(Problem):
Reproduce this listing in full.

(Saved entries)

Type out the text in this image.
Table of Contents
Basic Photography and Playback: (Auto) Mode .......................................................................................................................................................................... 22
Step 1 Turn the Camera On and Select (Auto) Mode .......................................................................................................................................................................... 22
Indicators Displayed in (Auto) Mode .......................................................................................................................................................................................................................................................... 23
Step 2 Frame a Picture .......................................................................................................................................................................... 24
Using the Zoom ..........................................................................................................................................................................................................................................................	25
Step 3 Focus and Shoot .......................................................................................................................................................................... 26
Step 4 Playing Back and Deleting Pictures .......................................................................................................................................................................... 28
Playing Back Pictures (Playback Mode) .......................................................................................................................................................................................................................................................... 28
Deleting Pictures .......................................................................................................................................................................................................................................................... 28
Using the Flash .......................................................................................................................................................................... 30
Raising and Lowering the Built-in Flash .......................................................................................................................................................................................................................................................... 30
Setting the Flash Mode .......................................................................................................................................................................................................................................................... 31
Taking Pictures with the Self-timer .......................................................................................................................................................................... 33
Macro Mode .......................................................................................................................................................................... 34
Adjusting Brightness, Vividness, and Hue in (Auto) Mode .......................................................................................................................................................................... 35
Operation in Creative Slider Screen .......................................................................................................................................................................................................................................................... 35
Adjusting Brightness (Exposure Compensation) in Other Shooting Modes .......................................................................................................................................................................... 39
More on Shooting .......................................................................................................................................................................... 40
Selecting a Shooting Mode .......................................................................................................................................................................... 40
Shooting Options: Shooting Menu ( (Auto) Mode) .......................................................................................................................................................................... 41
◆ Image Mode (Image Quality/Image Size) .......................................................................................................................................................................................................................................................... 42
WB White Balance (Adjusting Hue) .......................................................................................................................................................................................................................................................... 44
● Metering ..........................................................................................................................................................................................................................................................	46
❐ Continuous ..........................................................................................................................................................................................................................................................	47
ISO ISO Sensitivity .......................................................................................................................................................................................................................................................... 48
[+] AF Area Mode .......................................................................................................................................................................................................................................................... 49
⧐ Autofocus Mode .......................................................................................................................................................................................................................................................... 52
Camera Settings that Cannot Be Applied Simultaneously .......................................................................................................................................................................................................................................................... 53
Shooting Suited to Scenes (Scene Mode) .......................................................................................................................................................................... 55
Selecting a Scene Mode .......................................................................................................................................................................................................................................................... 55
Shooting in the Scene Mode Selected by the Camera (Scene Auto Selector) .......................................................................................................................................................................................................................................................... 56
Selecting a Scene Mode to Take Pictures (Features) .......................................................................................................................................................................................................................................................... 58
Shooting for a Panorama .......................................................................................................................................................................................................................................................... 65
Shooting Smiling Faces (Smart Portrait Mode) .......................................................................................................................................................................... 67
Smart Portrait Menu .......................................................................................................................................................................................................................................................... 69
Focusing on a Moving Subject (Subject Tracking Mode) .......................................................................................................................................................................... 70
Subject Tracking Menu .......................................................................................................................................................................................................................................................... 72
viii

(Correct output):
Type out the text in this image.
Table of Contents
Basic Photography and Playback: (Auto) Mode .......................................................................................................................................................................... 22
Step 1 Turn the Camera On and Select (Auto) Mode .......................................................................................................................................................................... 22
Indicators Displayed in (Auto) Mode .......................................................................................................................................................................................................................................................... 23
Step 2 Frame a Picture .......................................................................................................................................................................... 24
Using the Zoom ..........................................................................................................................................................................................................................................................	25
Step 3 Focus and Shoot .......................................................................................................................................................................... 26
Step 4 Playing Back and Deleting Pictures .......................................................................................................................................................................... 28
Playing Back Pictures (Playback Mode) .......................................................................................................................................................................................................................................................... 28
Deleting Pictures .......................................................................................................................................................................................................................................................... 28
Using the Flash .......................................................................................................................................................................... 30
Raising and Lowering the Built-in Flash .......................................................................................................................................................................................................................................................... 30
Setting the Flash Mode .......................................................................................................................................................................................................................................................... 31
Taking Pictures with the Self-timer .......................................................................................................................................................................... 33
Macro Mode .......................................................................................................................................................................... 34
Adjusting Brightness, Vividness, and Hue in (Auto) Mode .......................................................................................................................................................................... 35
Operation in Creative Slider Screen .......................................................................................................................................................................................................................................................... 35
Adjusting Brightness (Exposure Compensation) in Other Shooting Modes .......................................................................................................................................................................... 39
More on Shooting .......................................................................................................................................................................... 40
Selecting a Shooting Mode .......................................................................................................................................................................... 40
Shooting Options: Shooting Menu ( (Auto) Mode) .......................................................................................................................................................................... 41
◆ Image Mode (Image Quality/Image Size) .......................................................................................................................................................................................................................................................... 42
WB White Balance (Adjusting Hue) .......................................................................................................................................................................................................................................................... 44
● Metering ..........................................................................................................................................................................................................................................................	46
❐ Continuous ..........................................................................................................................................................................................................................................................	47
ISO ISO Sensitivity .......................................................................................................................................................................................................................................................... 48
[+] AF Area Mode .......................................................................................................................................................................................................................................................... 49
⧐ Autofocus Mode .......................................................................................................................................................................................................................................................... 52
Camera Settings that Cannot Be Applied Simultaneously .......................................................................................................................................................................................................................................................... 53
Shooting Suited to Scenes (Scene Mode) .......................................................................................................................................................................... 55
Selecting a Scene Mode .......................................................................................................................................................................................................................................................... 55
Shooting in the Scene Mode Selected by the Camera (Scene Auto Selector) .......................................................................................................................................................................................................................................................... 56
Selecting a Scene Mode to Take Pictures (Features) .......................................................................................................................................................................................................................................................... 58
Shooting for a Panorama .......................................................................................................................................................................................................................................................... 65
Shooting Smiling Faces (Smart Portrait Mode) .......................................................................................................................................................................... 67
Smart Portrait Menu .......................................................................................................................................................................................................................................................... 69
Focusing on a Moving Subject (Subject Tracking Mode) .......................................................................................................................................................................... 70
Subject Tracking Menu .......................................................................................................................................................................................................................................................... 72
viii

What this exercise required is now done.